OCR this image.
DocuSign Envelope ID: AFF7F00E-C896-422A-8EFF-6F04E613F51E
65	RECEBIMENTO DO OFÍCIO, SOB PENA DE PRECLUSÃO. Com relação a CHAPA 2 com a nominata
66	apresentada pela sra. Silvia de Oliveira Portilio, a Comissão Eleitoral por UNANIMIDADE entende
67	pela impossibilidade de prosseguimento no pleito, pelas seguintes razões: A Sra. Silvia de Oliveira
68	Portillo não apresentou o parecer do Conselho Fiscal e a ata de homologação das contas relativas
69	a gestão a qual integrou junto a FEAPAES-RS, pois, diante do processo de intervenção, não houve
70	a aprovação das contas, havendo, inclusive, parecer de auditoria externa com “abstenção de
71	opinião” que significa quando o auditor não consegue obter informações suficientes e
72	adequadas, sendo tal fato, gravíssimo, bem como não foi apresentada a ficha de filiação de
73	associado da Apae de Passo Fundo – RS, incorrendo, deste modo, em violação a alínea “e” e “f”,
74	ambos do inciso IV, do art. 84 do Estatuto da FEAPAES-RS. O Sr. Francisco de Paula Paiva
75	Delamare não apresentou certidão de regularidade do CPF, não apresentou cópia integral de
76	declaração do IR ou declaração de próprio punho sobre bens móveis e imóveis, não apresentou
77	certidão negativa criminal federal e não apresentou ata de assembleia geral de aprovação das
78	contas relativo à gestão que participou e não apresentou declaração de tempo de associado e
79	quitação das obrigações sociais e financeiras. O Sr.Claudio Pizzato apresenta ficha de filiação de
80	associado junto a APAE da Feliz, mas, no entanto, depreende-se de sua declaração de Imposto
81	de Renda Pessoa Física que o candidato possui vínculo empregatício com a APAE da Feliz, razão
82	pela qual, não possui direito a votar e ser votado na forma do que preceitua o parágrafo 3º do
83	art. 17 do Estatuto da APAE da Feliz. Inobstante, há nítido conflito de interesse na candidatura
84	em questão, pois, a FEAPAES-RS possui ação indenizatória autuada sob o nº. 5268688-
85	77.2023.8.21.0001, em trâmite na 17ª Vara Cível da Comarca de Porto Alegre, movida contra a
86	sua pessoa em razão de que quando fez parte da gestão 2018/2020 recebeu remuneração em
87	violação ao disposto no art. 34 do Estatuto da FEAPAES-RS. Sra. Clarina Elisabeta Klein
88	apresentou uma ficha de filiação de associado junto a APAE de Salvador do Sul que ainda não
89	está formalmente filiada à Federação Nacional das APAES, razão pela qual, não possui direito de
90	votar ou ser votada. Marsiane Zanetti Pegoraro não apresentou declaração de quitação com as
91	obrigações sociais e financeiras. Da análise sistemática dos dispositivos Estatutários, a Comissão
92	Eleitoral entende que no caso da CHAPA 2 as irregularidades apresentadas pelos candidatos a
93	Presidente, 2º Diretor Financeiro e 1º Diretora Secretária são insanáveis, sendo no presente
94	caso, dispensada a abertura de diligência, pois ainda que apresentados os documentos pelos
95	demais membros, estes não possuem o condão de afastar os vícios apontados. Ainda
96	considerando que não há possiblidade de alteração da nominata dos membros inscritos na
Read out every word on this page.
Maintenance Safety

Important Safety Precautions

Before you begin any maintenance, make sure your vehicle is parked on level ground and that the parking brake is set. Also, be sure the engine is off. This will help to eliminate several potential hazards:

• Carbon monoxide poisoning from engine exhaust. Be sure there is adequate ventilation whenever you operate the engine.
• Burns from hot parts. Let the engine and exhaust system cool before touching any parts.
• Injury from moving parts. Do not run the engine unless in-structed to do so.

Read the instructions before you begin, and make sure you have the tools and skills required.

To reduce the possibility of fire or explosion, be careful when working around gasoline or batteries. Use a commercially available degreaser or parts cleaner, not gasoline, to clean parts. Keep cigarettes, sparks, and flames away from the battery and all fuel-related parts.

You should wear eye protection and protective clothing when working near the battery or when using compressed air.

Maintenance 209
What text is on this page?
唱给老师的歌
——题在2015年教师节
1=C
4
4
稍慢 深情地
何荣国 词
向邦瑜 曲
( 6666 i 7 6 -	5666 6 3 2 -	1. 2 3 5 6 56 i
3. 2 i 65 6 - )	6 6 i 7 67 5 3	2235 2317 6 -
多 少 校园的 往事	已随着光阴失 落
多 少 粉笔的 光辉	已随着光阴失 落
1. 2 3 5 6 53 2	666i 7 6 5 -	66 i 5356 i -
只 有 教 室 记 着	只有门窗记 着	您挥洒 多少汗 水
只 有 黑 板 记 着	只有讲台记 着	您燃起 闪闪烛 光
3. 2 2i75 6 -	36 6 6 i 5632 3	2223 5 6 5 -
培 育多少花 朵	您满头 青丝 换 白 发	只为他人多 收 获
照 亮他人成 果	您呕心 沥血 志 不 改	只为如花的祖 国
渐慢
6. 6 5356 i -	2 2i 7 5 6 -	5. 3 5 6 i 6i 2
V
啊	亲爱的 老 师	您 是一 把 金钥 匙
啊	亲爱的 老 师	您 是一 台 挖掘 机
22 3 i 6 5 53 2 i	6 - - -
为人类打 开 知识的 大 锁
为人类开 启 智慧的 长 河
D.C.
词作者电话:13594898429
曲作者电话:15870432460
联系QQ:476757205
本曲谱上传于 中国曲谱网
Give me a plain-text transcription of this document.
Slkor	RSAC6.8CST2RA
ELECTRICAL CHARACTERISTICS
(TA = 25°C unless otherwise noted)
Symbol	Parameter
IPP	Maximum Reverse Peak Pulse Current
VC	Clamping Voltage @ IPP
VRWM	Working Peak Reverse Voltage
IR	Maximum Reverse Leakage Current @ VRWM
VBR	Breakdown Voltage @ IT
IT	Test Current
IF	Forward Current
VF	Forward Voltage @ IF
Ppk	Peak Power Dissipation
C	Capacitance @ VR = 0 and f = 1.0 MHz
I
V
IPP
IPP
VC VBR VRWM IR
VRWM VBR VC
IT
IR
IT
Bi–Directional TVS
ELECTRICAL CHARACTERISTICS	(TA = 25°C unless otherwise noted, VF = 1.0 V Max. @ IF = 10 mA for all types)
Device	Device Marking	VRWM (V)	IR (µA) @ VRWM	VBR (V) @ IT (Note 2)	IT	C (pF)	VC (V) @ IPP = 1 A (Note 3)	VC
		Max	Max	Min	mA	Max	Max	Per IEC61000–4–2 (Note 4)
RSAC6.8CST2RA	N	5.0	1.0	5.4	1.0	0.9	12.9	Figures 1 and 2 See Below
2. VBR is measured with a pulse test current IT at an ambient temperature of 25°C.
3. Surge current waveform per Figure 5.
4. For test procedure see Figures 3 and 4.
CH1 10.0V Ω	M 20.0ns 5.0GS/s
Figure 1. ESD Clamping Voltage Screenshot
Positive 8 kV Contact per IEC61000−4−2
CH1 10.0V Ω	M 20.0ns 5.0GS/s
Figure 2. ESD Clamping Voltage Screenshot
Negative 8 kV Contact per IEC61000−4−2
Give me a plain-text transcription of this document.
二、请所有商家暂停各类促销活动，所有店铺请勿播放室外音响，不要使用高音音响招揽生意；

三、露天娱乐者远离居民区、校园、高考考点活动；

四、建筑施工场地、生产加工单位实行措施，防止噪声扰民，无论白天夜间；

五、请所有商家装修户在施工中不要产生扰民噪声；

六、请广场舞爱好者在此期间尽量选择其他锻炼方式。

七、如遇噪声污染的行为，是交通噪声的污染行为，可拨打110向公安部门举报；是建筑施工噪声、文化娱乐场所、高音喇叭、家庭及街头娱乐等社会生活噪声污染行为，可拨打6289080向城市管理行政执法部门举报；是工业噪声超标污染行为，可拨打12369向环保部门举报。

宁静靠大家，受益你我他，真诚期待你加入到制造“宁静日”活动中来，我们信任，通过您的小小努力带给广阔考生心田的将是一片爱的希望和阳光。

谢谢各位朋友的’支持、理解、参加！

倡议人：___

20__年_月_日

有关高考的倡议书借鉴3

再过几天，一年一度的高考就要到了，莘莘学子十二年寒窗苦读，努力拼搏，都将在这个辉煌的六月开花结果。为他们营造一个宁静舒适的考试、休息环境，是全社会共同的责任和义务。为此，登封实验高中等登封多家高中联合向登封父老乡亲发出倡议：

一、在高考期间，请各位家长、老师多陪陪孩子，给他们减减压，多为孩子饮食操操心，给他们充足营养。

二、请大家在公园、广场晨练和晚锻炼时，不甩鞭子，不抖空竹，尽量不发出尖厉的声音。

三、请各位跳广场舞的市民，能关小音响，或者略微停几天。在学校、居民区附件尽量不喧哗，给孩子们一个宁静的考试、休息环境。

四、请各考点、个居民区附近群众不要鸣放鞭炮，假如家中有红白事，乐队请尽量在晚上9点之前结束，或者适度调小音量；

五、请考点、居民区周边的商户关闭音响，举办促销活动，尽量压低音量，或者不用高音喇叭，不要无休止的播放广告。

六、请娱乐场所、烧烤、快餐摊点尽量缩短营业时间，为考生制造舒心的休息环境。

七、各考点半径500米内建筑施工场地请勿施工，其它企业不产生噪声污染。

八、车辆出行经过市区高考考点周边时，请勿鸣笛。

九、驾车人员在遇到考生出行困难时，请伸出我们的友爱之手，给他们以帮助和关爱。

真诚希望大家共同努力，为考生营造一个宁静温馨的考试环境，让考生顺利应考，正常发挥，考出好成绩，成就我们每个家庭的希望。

——————————

■ WHAT YOU WILL DO ■
How many lines of these entries hold the string "ficha"? Answer with the number alone.

■ EXERCISE RESPONSE ■
3